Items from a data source
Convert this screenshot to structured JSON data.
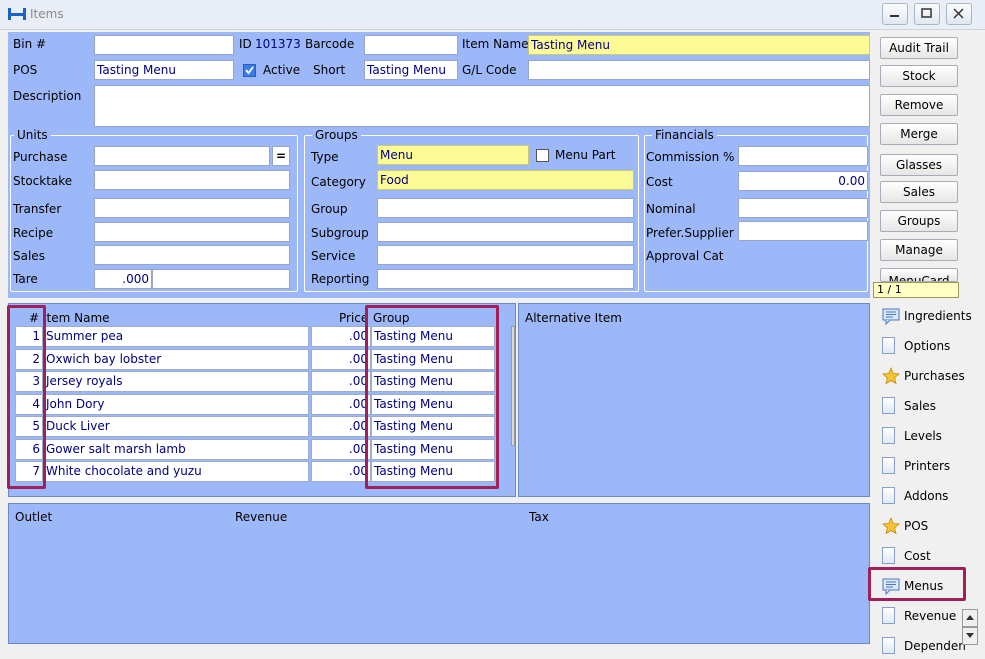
{
  "window": {
    "title": "Items"
  },
  "form": {
    "bin_label": "Bin #",
    "bin_value": "",
    "id_label": "ID",
    "id_value": "101373",
    "barcode_label": "Barcode",
    "barcode_value": "",
    "item_name_label": "Item Name",
    "item_name_value": "Tasting Menu",
    "pos_label": "POS",
    "pos_value": "Tasting Menu",
    "active_label": "Active",
    "active_checked": true,
    "short_label": "Short",
    "short_value": "Tasting Menu",
    "gl_label": "G/L Code",
    "gl_value": "",
    "description_label": "Description",
    "description_value": ""
  },
  "units": {
    "title": "Units",
    "purchase_label": "Purchase",
    "purchase_value": "",
    "purchase_btn": "=",
    "stocktake_label": "Stocktake",
    "stocktake_value": "",
    "transfer_label": "Transfer",
    "transfer_value": "",
    "recipe_label": "Recipe",
    "recipe_value": "",
    "sales_label": "Sales",
    "sales_value": "",
    "tare_label": "Tare",
    "tare_value": ".000"
  },
  "groups": {
    "title": "Groups",
    "type_label": "Type",
    "type_value": "Menu",
    "menu_part_label": "Menu Part",
    "menu_part_checked": false,
    "category_label": "Category",
    "category_value": "Food",
    "group_label": "Group",
    "group_value": "",
    "subgroup_label": "Subgroup",
    "subgroup_value": "",
    "service_label": "Service",
    "service_value": "",
    "reporting_label": "Reporting",
    "reporting_value": ""
  },
  "financials": {
    "title": "Financials",
    "commission_label": "Commission %",
    "commission_value": "",
    "cost_label": "Cost",
    "cost_value": "0.00",
    "nominal_label": "Nominal",
    "nominal_value": "",
    "prefer_supplier_label": "Prefer.Supplier",
    "prefer_supplier_value": "",
    "approval_cat_label": "Approval Cat"
  },
  "actions": [
    "Audit Trail",
    "Stock",
    "Remove",
    "Merge",
    "Glasses",
    "Sales",
    "Groups",
    "Manage",
    "MenuCard"
  ],
  "page_indicator": "1 / 1",
  "grid": {
    "headers": {
      "num": "#",
      "item_name": "Item Name",
      "price": "Price",
      "group": "Group"
    },
    "rows": [
      {
        "num": "1",
        "item_name": "Summer pea",
        "price": ".00",
        "group": "Tasting Menu"
      },
      {
        "num": "2",
        "item_name": "Oxwich bay lobster",
        "price": ".00",
        "group": "Tasting Menu"
      },
      {
        "num": "3",
        "item_name": "Jersey royals",
        "price": ".00",
        "group": "Tasting Menu"
      },
      {
        "num": "4",
        "item_name": "John Dory",
        "price": ".00",
        "group": "Tasting Menu"
      },
      {
        "num": "5",
        "item_name": "Duck Liver",
        "price": ".00",
        "group": "Tasting Menu"
      },
      {
        "num": "6",
        "item_name": "Gower salt marsh lamb",
        "price": ".00",
        "group": "Tasting Menu"
      },
      {
        "num": "7",
        "item_name": "White chocolate and yuzu",
        "price": ".00",
        "group": "Tasting Menu"
      }
    ]
  },
  "alt_panel": {
    "header": "Alternative Item"
  },
  "bottom": {
    "outlet": "Outlet",
    "revenue": "Revenue",
    "tax": "Tax"
  },
  "tabs": [
    {
      "label": "Ingredients",
      "icon": "notes-icon"
    },
    {
      "label": "Options",
      "icon": "page-icon"
    },
    {
      "label": "Purchases",
      "icon": "star-icon"
    },
    {
      "label": "Sales",
      "icon": "page-icon"
    },
    {
      "label": "Levels",
      "icon": "page-icon"
    },
    {
      "label": "Printers",
      "icon": "page-icon"
    },
    {
      "label": "Addons",
      "icon": "page-icon"
    },
    {
      "label": "POS",
      "icon": "star-icon"
    },
    {
      "label": "Cost",
      "icon": "page-icon"
    },
    {
      "label": "Menus",
      "icon": "notes-icon"
    },
    {
      "label": "Revenue",
      "icon": "page-icon"
    },
    {
      "label": "Dependen",
      "icon": "page-icon"
    }
  ],
  "colors": {
    "panel": "#9db8f8",
    "highlight": "#a0205a",
    "required_field": "#fdfb96"
  }
}
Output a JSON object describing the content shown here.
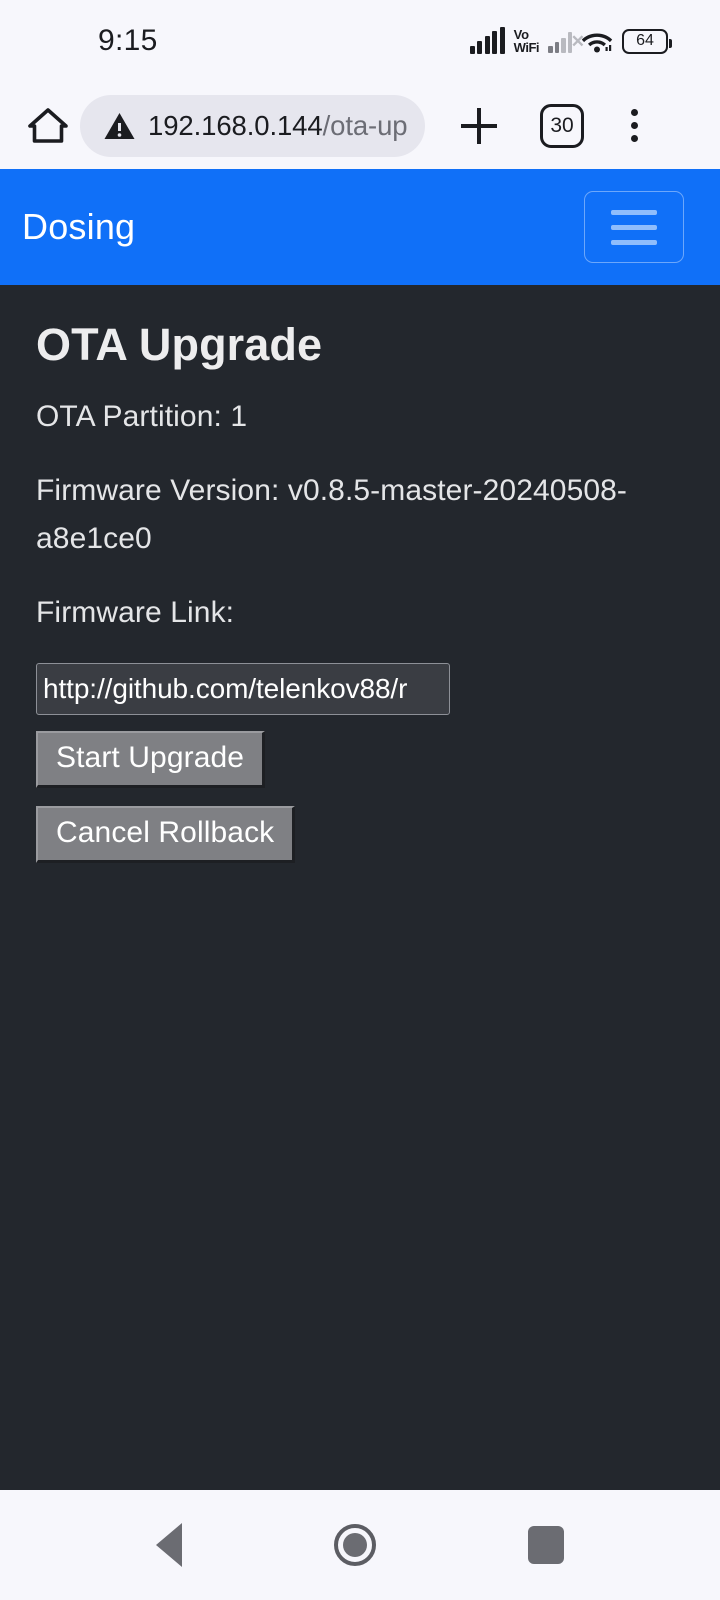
{
  "status_bar": {
    "clock": "9:15",
    "volte_line1": "Vo",
    "volte_line2": "WiFi",
    "battery_level": "64",
    "icons": [
      "signal-bars-icon",
      "volte-wifi-icon",
      "signal-bars-sim2-icon",
      "wifi-icon",
      "battery-icon"
    ]
  },
  "browser": {
    "home_icon": "home-icon",
    "security_icon": "warning-triangle-icon",
    "url_host": "192.168.0.144",
    "url_path": "/ota-up",
    "new_tab_icon": "plus-icon",
    "tab_count": "30",
    "menu_icon": "kebab-menu-icon"
  },
  "app_header": {
    "title": "Dosing",
    "menu_toggle_icon": "hamburger-menu-icon",
    "background_color": "#1070f8"
  },
  "content": {
    "heading": "OTA Upgrade",
    "partition_line": "OTA Partition: 1",
    "firmware_version_line": "Firmware Version: v0.8.5-master-20240508-a8e1ce0",
    "firmware_link_label": "Firmware Link:",
    "firmware_link_value": "http://github.com/telenkov88/r",
    "start_upgrade_label": "Start Upgrade",
    "cancel_rollback_label": "Cancel Rollback",
    "background_color": "#23272d",
    "text_color": "#e4e5e7"
  },
  "nav_bar": {
    "back_icon": "triangle-back-icon",
    "home_icon": "circle-home-icon",
    "recent_icon": "square-recents-icon"
  }
}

▶ **DO THIS**:
Skip the images and write out the rest of the listing exactly.

▶ **WRITTEN ANSWER**:
Convert this screenshot to structured JSON data.
{
  "window": {
    "title": "Items"
  },
  "form": {
    "bin_label": "Bin #",
    "bin_value": "",
    "id_label": "ID",
    "id_value": "101373",
    "barcode_label": "Barcode",
    "barcode_value": "",
    "item_name_label": "Item Name",
    "item_name_value": "Tasting Menu",
    "pos_label": "POS",
    "pos_value": "Tasting Menu",
    "active_label": "Active",
    "active_checked": true,
    "short_label": "Short",
    "short_value": "Tasting Menu",
    "gl_label": "G/L Code",
    "gl_value": "",
    "description_label": "Description",
    "description_value": ""
  },
  "units": {
    "title": "Units",
    "purchase_label": "Purchase",
    "purchase_value": "",
    "purchase_btn": "=",
    "stocktake_label": "Stocktake",
    "stocktake_value": "",
    "transfer_label": "Transfer",
    "transfer_value": "",
    "recipe_label": "Recipe",
    "recipe_value": "",
    "sales_label": "Sales",
    "sales_value": "",
    "tare_label": "Tare",
    "tare_value": ".000"
  },
  "groups": {
    "title": "Groups",
    "type_label": "Type",
    "type_value": "Menu",
    "menu_part_label": "Menu Part",
    "menu_part_checked": false,
    "category_label": "Category",
    "category_value": "Food",
    "group_label": "Group",
    "group_value": "",
    "subgroup_label": "Subgroup",
    "subgroup_value": "",
    "service_label": "Service",
    "service_value": "",
    "reporting_label": "Reporting",
    "reporting_value": ""
  },
  "financials": {
    "title": "Financials",
    "commission_label": "Commission %",
    "commission_value": "",
    "cost_label": "Cost",
    "cost_value": "0.00",
    "nominal_label": "Nominal",
    "nominal_value": "",
    "prefer_supplier_label": "Prefer.Supplier",
    "prefer_supplier_value": "",
    "approval_cat_label": "Approval Cat"
  },
  "actions": [
    "Audit Trail",
    "Stock",
    "Remove",
    "Merge",
    "Glasses",
    "Sales",
    "Groups",
    "Manage",
    "MenuCard"
  ],
  "page_indicator": "1 / 1",
  "grid": {
    "headers": {
      "num": "#",
      "item_name": "Item Name",
      "price": "Price",
      "group": "Group"
    },
    "rows": [
      {
        "num": "1",
        "item_name": "Summer pea",
        "price": ".00",
        "group": "Tasting Menu"
      },
      {
        "num": "2",
        "item_name": "Oxwich bay lobster",
        "price": ".00",
        "group": "Tasting Menu"
      },
      {
        "num": "3",
        "item_name": "Jersey royals",
        "price": ".00",
        "group": "Tasting Menu"
      },
      {
        "num": "4",
        "item_name": "John Dory",
        "price": ".00",
        "group": "Tasting Menu"
      },
      {
        "num": "5",
        "item_name": "Duck Liver",
        "price": ".00",
        "group": "Tasting Menu"
      },
      {
        "num": "6",
        "item_name": "Gower salt marsh lamb",
        "price": ".00",
        "group": "Tasting Menu"
      },
      {
        "num": "7",
        "item_name": "White chocolate and yuzu",
        "price": ".00",
        "group": "Tasting Menu"
      }
    ]
  },
  "alt_panel": {
    "header": "Alternative Item"
  },
  "bottom": {
    "outlet": "Outlet",
    "revenue": "Revenue",
    "tax": "Tax"
  },
  "tabs": [
    {
      "label": "Ingredients",
      "icon": "notes-icon"
    },
    {
      "label": "Options",
      "icon": "page-icon"
    },
    {
      "label": "Purchases",
      "icon": "star-icon"
    },
    {
      "label": "Sales",
      "icon": "page-icon"
    },
    {
      "label": "Levels",
      "icon": "page-icon"
    },
    {
      "label": "Printers",
      "icon": "page-icon"
    },
    {
      "label": "Addons",
      "icon": "page-icon"
    },
    {
      "label": "POS",
      "icon": "star-icon"
    },
    {
      "label": "Cost",
      "icon": "page-icon"
    },
    {
      "label": "Menus",
      "icon": "notes-icon"
    },
    {
      "label": "Revenue",
      "icon": "page-icon"
    },
    {
      "label": "Dependen",
      "icon": "page-icon"
    }
  ],
  "colors": {
    "panel": "#9db8f8",
    "highlight": "#a0205a",
    "required_field": "#fdfb96"
  }
}
Output a JSON object describing the content shown here.
{
  "status_bar": {
    "clock": "9:15",
    "volte_line1": "Vo",
    "volte_line2": "WiFi",
    "battery_level": "64",
    "icons": [
      "signal-bars-icon",
      "volte-wifi-icon",
      "signal-bars-sim2-icon",
      "wifi-icon",
      "battery-icon"
    ]
  },
  "browser": {
    "home_icon": "home-icon",
    "security_icon": "warning-triangle-icon",
    "url_host": "192.168.0.144",
    "url_path": "/ota-up",
    "new_tab_icon": "plus-icon",
    "tab_count": "30",
    "menu_icon": "kebab-menu-icon"
  },
  "app_header": {
    "title": "Dosing",
    "menu_toggle_icon": "hamburger-menu-icon",
    "background_color": "#1070f8"
  },
  "content": {
    "heading": "OTA Upgrade",
    "partition_line": "OTA Partition: 1",
    "firmware_version_line": "Firmware Version: v0.8.5-master-20240508-a8e1ce0",
    "firmware_link_label": "Firmware Link:",
    "firmware_link_value": "http://github.com/telenkov88/r",
    "start_upgrade_label": "Start Upgrade",
    "cancel_rollback_label": "Cancel Rollback",
    "background_color": "#23272d",
    "text_color": "#e4e5e7"
  },
  "nav_bar": {
    "back_icon": "triangle-back-icon",
    "home_icon": "circle-home-icon",
    "recent_icon": "square-recents-icon"
  }
}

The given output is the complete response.